**Task goal**
Print the listing below exactly.

**Task data**
--*--

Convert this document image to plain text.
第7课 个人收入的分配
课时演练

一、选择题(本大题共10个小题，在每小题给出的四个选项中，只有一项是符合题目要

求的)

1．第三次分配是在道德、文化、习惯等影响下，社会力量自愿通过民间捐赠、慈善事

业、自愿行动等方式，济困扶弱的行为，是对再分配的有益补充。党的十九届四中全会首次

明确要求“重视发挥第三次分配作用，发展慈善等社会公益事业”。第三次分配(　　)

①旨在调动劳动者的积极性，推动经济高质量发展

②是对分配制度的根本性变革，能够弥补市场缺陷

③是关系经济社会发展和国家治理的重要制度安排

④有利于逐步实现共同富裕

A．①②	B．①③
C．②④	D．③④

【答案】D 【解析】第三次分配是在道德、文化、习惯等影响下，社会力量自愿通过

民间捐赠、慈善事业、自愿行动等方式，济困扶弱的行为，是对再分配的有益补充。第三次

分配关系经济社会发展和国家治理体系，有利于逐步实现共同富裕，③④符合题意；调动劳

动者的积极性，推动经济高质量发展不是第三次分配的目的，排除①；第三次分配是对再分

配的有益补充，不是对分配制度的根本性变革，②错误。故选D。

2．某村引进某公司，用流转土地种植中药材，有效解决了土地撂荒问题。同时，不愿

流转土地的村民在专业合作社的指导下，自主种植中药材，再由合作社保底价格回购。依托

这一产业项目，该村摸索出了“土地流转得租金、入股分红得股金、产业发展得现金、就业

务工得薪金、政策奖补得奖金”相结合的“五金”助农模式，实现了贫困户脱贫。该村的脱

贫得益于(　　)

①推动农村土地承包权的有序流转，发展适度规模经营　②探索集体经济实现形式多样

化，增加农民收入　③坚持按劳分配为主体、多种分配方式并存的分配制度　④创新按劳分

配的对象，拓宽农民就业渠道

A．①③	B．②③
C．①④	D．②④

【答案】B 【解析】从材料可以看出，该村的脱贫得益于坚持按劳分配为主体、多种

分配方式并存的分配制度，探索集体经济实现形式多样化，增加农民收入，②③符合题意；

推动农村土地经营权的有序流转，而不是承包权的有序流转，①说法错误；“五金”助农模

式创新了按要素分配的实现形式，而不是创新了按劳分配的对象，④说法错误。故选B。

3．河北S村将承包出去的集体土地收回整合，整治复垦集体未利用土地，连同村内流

--*--

**Solved problem**
Convert this document image to plain text.
第7课 个人收入的分配
课时演练

一、选择题(本大题共10个小题，在每小题给出的四个选项中，只有一项是符合题目要

求的)

1．第三次分配是在道德、文化、习惯等影响下，社会力量自愿通过民间捐赠、慈善事

业、自愿行动等方式，济困扶弱的行为，是对再分配的有益补充。党的十九届四中全会首次

明确要求“重视发挥第三次分配作用，发展慈善等社会公益事业”。第三次分配(　　)

①旨在调动劳动者的积极性，推动经济高质量发展

②是对分配制度的根本性变革，能够弥补市场缺陷

③是关系经济社会发展和国家治理的重要制度安排

④有利于逐步实现共同富裕

A．①②	B．①③
C．②④	D．③④

【答案】D 【解析】第三次分配是在道德、文化、习惯等影响下，社会力量自愿通过

民间捐赠、慈善事业、自愿行动等方式，济困扶弱的行为，是对再分配的有益补充。第三次

分配关系经济社会发展和国家治理体系，有利于逐步实现共同富裕，③④符合题意；调动劳

动者的积极性，推动经济高质量发展不是第三次分配的目的，排除①；第三次分配是对再分

配的有益补充，不是对分配制度的根本性变革，②错误。故选D。

2．某村引进某公司，用流转土地种植中药材，有效解决了土地撂荒问题。同时，不愿

流转土地的村民在专业合作社的指导下，自主种植中药材，再由合作社保底价格回购。依托

这一产业项目，该村摸索出了“土地流转得租金、入股分红得股金、产业发展得现金、就业

务工得薪金、政策奖补得奖金”相结合的“五金”助农模式，实现了贫困户脱贫。该村的脱

贫得益于(　　)

①推动农村土地承包权的有序流转，发展适度规模经营　②探索集体经济实现形式多样

化，增加农民收入　③坚持按劳分配为主体、多种分配方式并存的分配制度　④创新按劳分

配的对象，拓宽农民就业渠道

A．①③	B．②③
C．①④	D．②④

【答案】B 【解析】从材料可以看出，该村的脱贫得益于坚持按劳分配为主体、多种

分配方式并存的分配制度，探索集体经济实现形式多样化，增加农民收入，②③符合题意；

推动农村土地经营权的有序流转，而不是承包权的有序流转，①说法错误；“五金”助农模

式创新了按要素分配的实现形式，而不是创新了按劳分配的对象，④说法错误。故选B。

3．河北S村将承包出去的集体土地收回整合，整治复垦集体未利用土地，连同村内流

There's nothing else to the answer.